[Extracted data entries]
+++++

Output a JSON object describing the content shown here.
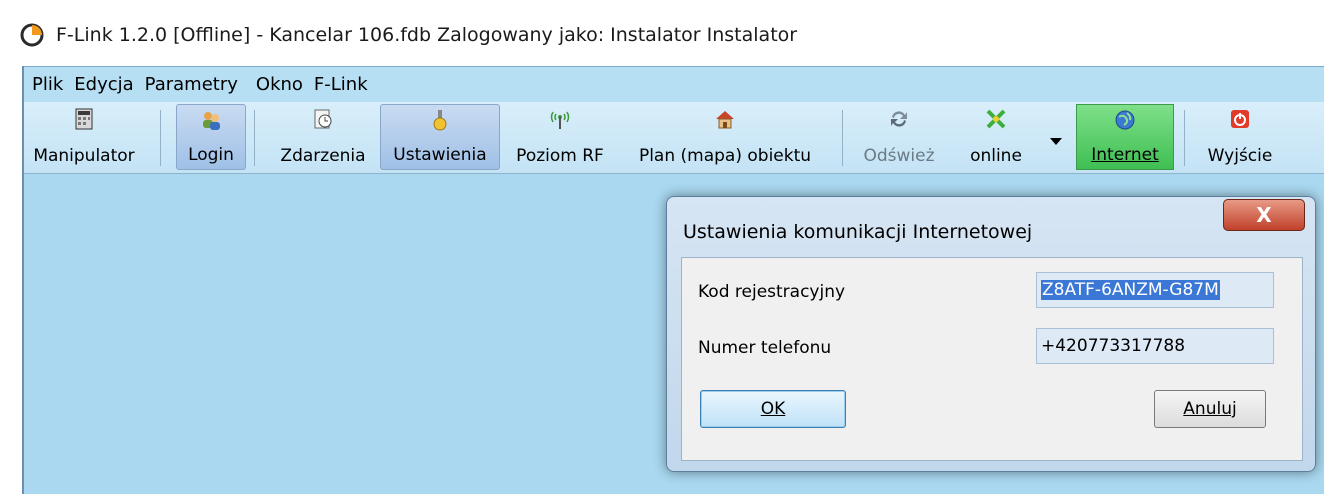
{
  "window": {
    "title": "F-Link 1.2.0 [Offline] - Kancelar 106.fdb Zalogowany jako: Instalator Instalator"
  },
  "menu": [
    "Plik",
    "Edycja",
    "Parametry",
    "Okno",
    "F-Link"
  ],
  "toolbar": {
    "manipulator": "Manipulator",
    "login": "Login",
    "zdarzenia": "Zdarzenia",
    "ustawienia": "Ustawienia",
    "poziom_rf": "Poziom RF",
    "plan": "Plan (mapa) obiektu",
    "odswiez": "Odśwież",
    "online": "online",
    "internet": "Internet",
    "wyjscie": "Wyjście"
  },
  "dialog": {
    "title": "Ustawienia komunikacji Internetowej",
    "close": "X",
    "kod_label": "Kod rejestracyjny",
    "kod_value": "Z8ATF-6ANZM-G87M",
    "tel_label": "Numer telefonu",
    "tel_value": "+420773317788",
    "ok": "OK",
    "cancel": "Anuluj"
  },
  "colors": {
    "client_bg": "#a9d8f0",
    "internet_active": "#3fbf52",
    "close_button": "#c0412a"
  }
}
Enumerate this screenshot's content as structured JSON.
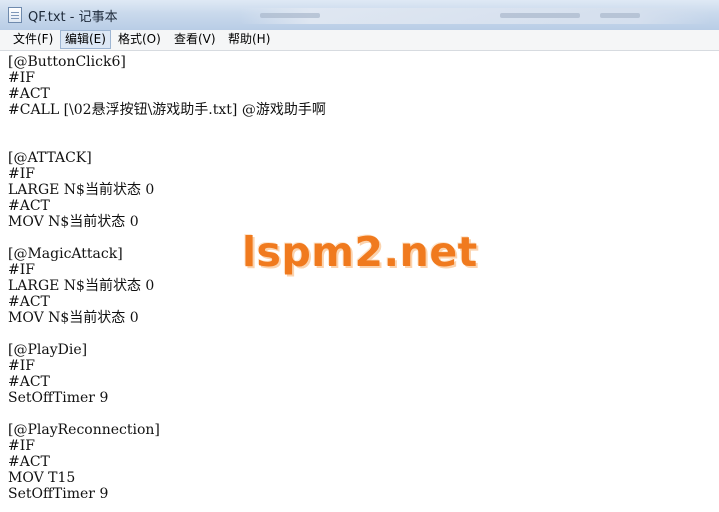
{
  "window": {
    "title": "QF.txt - 记事本",
    "icon": "notepad-icon"
  },
  "menu": {
    "items": [
      {
        "label": "文件(F)"
      },
      {
        "label": "编辑(E)"
      },
      {
        "label": "格式(O)"
      },
      {
        "label": "查看(V)"
      },
      {
        "label": "帮助(H)"
      }
    ],
    "active_item": "编辑(E)"
  },
  "document": {
    "lines": [
      "[@ButtonClick6]",
      "#IF",
      "#ACT",
      "#CALL [\\02悬浮按钮\\游戏助手.txt] @游戏助手啊",
      "",
      "",
      "[@ATTACK]",
      "#IF",
      "LARGE N$当前状态 0",
      "#ACT",
      "MOV N$当前状态 0",
      "",
      "[@MagicAttack]",
      "#IF",
      "LARGE N$当前状态 0",
      "#ACT",
      "MOV N$当前状态 0",
      "",
      "[@PlayDie]",
      "#IF",
      "#ACT",
      "SetOffTimer 9",
      "",
      "[@PlayReconnection]",
      "#IF",
      "#ACT",
      "MOV T15",
      "SetOffTimer 9"
    ]
  },
  "watermark": {
    "text": "lspm2.net",
    "color": "#f07a1e"
  }
}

+++++

▸ Stated goal
Determine how many lines of the listing above hold the word "Link". Report that number without anything else.

▸ Result of this exercise
2